--- START Excerpt to read ---

There’s also been some incremental federal action on transmission lines. There was about $5 billion for transmission-line construction in the IRA, but that’s not nearly enough, said Gramlich, who called that sum “kind of peanuts.”

The U.S. Department of Energy has a “Building a Better Grid” initiative that was included in President Joe Biden’s Bipartisan Infrastructure Law and is intended to promote collaboration and investment in the nation’s grid.

In April, the Federal Energy Regulatory Commission issued a notice of proposed new rule, named RM21-17, which aims to address transmission-planning and cost-allocation problems. The rule, if it gets passed, is “potentially very strong,” Gramlich told CNBC, because it would force every transmission-owning utility to engage in regional planning. That is if there aren’t too many loopholes that utilities could use to undermine the spirit of the rule.

What success looks like

Gramlich does point to a couple of transmission success stories: The Ten West Link, a new 500-kilovolt high-voltage transmission line that will connect Southern California with solar-rich central Arizona, and the $10.3 billion Long Range Transmission Planning project that involves 18 projects running throughout the MISO Midwestern region.

“Those are, unfortunately, more the exception than the rule, but they are good examples of what we need to do everywhere,” Gramlich told CNBC.

This map shows the 18 transmission projects that make up the $10.3 billion Long Range Transmission Planning project approved by MISO.
Map courtesy MISO

In Minnesota, the nonprofit electricity cooperative Great River Energy is charged with making sure 1.3 million people have reliable access to energy now and in the future, according to vice president and chief transmission officer Priti Patel.

“We know that there’s an energy transition happening in Minnesota,” Patel told CNBC. In the last five years, two of the region’s largest coal plants have been sold or retired and the region is getting more of its energy from wind than ever before, Patel said.

Great River Energy serves some of the poorest counties in the state, so keeping energy costs low is a primary objective.

“For our members, their north star is reliability and affordability,” Patel told CNBC.

An representative of the Northland Reliability Project, which Minnesota Power and Great River Energy are working together to build, is speaking with community members at an open house about the project and why it is important.
transmission lines, energy grid, clean energy

Great River Energy and Minnesota Power are in the early stages of building a 150-mile, 345 kilovolt transmission line from northern to central Minnesota. It’s called the Northland Reliability Project and will cost an estimated $970 million.

It’s one of the segments of the $10.3 billion investment that MISO approved in July, all of which are slated to be in service before 2030. Getting to that plan involved more than 200 meetings, according to MISO.

The benefit of the project is expected to yield at least 2.6 and as much as 3.8 times the project costs, or a delivered value between $23 billion and $52 billion. Those benefits are calculated over a 20-to-40-year time period and take into account a number of construction inputs including avoided capital cost allocations, fuel savings, decarbonization and risk reduction.

--- END Excerpt to read ---

▶ What is asked:
• 1. In the transmission-line excerpt, how many people does Great River Energy have to keep supplied with reliable energy?
• 2. Print the passage of the transmission-line excerpt between "In Minnesota, the" and "transmission officer Priti Patel.", inclusive, word for word.

--- START Recorded data ---

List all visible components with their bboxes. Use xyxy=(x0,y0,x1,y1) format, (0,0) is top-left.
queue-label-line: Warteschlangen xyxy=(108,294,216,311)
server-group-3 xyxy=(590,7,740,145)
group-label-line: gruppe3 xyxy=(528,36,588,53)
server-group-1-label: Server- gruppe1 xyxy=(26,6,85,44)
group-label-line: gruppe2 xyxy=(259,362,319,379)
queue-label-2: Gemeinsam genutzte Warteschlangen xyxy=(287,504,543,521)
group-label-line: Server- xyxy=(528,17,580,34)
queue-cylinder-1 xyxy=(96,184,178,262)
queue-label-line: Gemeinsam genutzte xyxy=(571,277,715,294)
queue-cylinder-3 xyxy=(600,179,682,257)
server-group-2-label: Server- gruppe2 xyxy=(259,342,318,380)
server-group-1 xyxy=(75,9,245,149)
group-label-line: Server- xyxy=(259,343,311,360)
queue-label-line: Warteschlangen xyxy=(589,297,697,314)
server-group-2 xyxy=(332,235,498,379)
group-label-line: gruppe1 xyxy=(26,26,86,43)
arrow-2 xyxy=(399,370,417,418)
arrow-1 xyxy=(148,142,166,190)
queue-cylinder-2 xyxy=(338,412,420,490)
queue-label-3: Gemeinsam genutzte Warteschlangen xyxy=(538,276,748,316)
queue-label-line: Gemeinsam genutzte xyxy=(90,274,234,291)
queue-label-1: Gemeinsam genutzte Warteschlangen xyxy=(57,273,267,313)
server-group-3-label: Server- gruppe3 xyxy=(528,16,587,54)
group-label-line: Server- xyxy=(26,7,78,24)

--- END Recorded data ---

▶ Worked solutions:
• 1. 1.3 million people

• 2.
In Minnesota, the nonprofit electricity cooperative Great River Energy is charged with making sure 1.3 million people have reliable access to energy now and in the future, according to vice president and chief transmission officer Priti Patel.